Task objective
Find every line in the records below that holds the word "name" and copy it.

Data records
□ □ □ □

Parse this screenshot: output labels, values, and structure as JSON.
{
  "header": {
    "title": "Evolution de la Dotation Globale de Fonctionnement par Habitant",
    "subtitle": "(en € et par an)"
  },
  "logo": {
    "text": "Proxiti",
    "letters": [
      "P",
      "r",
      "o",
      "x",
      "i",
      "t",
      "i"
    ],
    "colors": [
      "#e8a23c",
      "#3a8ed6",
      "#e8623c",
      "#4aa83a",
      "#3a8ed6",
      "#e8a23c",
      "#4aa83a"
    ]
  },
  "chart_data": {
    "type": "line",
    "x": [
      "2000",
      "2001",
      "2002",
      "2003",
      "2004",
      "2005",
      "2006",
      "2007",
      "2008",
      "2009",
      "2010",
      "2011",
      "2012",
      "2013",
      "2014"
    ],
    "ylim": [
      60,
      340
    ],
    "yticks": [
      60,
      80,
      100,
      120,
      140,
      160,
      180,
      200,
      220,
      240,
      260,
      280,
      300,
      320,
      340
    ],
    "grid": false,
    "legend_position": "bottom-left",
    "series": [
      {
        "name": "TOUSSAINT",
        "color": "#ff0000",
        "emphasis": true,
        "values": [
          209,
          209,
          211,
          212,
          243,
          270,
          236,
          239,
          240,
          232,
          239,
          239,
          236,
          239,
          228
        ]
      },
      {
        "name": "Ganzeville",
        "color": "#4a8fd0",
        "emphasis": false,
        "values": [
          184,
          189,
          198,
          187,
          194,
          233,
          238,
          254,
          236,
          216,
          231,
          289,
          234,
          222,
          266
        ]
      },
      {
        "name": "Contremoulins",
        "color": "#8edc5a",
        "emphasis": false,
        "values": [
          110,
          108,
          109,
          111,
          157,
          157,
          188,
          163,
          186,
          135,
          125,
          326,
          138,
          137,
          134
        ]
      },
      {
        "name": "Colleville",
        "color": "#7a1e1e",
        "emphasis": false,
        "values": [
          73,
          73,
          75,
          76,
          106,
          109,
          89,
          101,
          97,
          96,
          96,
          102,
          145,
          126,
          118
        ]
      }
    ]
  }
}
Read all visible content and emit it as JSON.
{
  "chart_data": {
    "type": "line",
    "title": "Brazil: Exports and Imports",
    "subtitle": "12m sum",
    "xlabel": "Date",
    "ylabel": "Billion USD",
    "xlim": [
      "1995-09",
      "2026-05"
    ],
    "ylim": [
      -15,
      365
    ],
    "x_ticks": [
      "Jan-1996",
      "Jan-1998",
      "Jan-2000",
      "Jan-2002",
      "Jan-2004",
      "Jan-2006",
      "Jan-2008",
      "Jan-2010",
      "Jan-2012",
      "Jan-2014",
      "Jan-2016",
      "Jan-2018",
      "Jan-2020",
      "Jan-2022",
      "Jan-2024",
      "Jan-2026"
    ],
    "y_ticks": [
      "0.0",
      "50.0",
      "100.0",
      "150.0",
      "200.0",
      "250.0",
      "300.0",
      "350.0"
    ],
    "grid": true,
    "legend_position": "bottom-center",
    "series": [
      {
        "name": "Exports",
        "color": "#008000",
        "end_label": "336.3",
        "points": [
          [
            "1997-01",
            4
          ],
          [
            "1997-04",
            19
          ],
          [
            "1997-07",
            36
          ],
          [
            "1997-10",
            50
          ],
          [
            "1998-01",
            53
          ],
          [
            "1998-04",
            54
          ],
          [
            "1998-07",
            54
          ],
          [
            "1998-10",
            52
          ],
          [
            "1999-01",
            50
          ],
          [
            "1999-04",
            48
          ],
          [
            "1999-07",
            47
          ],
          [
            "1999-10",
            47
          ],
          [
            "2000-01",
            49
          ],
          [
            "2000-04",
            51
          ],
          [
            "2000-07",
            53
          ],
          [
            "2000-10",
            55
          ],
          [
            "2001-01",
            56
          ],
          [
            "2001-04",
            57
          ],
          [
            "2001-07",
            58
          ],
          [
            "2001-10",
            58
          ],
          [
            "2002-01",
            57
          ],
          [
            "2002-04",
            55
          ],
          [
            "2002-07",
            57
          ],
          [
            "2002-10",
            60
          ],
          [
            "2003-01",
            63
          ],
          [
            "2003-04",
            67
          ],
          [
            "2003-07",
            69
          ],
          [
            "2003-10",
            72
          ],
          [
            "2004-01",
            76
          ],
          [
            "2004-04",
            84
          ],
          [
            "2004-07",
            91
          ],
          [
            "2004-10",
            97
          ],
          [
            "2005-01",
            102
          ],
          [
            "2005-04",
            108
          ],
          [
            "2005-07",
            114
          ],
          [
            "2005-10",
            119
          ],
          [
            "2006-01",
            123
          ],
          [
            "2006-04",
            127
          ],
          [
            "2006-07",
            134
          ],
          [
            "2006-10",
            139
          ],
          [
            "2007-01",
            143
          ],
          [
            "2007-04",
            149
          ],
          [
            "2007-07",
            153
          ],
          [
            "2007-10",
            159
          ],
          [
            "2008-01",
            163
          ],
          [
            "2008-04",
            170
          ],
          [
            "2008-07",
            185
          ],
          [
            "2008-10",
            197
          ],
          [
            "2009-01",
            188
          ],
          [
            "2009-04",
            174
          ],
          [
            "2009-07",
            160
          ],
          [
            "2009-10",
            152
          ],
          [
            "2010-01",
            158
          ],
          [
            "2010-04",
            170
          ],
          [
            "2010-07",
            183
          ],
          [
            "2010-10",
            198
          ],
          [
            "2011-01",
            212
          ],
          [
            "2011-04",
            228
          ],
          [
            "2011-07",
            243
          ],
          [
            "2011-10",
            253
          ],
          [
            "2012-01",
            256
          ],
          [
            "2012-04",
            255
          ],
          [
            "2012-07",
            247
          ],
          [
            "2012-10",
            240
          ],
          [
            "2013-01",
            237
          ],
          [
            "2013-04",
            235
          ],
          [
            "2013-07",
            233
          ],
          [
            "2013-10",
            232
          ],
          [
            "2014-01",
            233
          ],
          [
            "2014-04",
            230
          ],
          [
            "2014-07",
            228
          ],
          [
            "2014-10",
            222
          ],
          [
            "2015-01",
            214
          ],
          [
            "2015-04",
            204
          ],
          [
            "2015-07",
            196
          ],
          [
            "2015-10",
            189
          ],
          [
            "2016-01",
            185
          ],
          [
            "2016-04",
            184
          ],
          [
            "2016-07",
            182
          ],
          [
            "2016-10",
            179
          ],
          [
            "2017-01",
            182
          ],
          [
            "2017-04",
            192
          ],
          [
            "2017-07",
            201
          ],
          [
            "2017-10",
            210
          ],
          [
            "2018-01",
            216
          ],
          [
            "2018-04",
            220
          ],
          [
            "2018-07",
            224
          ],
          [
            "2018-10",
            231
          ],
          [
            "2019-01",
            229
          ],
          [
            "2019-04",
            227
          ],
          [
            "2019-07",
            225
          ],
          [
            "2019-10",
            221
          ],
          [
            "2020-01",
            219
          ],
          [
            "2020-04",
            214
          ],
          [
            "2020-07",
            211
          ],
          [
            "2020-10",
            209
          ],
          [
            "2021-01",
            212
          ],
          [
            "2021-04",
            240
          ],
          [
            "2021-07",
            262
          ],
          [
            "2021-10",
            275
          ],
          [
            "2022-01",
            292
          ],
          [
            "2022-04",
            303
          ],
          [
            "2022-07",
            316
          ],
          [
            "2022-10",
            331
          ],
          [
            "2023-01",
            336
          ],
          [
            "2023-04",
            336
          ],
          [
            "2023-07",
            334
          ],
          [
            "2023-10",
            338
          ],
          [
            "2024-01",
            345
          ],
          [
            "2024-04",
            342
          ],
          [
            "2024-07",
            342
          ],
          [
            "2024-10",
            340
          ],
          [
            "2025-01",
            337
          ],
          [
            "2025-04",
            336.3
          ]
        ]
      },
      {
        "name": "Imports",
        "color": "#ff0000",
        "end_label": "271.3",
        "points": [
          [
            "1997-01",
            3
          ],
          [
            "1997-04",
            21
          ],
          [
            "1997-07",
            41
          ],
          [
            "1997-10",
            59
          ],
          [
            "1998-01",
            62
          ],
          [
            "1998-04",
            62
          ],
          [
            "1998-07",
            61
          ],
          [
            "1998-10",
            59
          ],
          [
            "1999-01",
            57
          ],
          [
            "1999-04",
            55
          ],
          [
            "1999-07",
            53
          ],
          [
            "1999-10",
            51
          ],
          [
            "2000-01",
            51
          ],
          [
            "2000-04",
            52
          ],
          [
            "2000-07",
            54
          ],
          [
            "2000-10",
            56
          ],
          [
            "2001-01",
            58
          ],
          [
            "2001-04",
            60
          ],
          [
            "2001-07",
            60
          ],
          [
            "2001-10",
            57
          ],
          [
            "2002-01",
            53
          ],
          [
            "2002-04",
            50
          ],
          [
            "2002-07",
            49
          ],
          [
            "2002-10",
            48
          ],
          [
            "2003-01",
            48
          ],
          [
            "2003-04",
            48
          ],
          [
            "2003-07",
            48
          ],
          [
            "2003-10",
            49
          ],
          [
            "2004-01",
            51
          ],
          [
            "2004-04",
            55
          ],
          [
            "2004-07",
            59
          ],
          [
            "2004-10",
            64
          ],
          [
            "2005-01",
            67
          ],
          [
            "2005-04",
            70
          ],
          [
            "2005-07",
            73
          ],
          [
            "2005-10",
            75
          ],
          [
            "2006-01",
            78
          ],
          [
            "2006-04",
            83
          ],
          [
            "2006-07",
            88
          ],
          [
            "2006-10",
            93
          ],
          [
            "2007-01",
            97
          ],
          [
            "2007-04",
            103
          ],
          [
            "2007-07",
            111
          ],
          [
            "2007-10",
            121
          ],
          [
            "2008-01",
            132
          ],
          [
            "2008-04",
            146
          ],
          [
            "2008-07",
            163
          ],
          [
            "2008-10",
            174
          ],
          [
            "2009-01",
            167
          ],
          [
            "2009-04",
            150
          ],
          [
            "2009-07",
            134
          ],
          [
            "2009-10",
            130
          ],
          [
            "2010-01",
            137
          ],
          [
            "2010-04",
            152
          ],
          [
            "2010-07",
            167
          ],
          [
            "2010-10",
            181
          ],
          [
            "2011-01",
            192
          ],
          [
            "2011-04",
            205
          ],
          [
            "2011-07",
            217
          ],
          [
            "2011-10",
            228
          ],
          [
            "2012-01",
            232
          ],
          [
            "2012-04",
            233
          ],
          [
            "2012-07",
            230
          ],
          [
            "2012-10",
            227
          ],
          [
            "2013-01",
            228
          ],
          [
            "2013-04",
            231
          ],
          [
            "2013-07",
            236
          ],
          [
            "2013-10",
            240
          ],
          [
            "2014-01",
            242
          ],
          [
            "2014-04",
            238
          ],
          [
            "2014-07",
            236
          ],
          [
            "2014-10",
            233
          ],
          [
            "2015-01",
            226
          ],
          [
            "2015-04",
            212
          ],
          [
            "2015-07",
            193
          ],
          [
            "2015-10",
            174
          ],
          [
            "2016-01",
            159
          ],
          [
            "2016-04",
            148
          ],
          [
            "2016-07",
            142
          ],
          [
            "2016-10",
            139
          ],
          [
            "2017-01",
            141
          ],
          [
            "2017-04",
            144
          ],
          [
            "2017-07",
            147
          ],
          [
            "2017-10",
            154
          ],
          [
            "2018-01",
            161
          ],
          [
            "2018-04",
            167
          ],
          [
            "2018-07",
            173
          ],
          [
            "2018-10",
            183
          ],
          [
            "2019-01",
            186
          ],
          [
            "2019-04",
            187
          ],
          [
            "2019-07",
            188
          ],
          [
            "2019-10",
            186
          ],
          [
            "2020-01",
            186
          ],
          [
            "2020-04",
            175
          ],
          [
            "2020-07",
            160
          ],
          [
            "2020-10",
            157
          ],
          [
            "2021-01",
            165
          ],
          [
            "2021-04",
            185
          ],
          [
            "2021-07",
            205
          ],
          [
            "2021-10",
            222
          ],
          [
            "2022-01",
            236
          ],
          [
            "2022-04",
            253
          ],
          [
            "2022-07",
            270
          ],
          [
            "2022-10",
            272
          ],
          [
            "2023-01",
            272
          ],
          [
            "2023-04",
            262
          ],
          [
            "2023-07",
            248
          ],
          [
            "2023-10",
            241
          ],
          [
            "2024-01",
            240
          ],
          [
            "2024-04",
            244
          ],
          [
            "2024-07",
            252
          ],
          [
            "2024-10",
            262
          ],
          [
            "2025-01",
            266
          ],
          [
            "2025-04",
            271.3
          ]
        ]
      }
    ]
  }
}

□ □ □ □

Answer to this problem
        "name": "TOUSSAINT",
        "name": "Ganzeville",
        "name": "Contremoulins",
        "name": "Colleville",
        "name": "Exports",
        "name": "Imports",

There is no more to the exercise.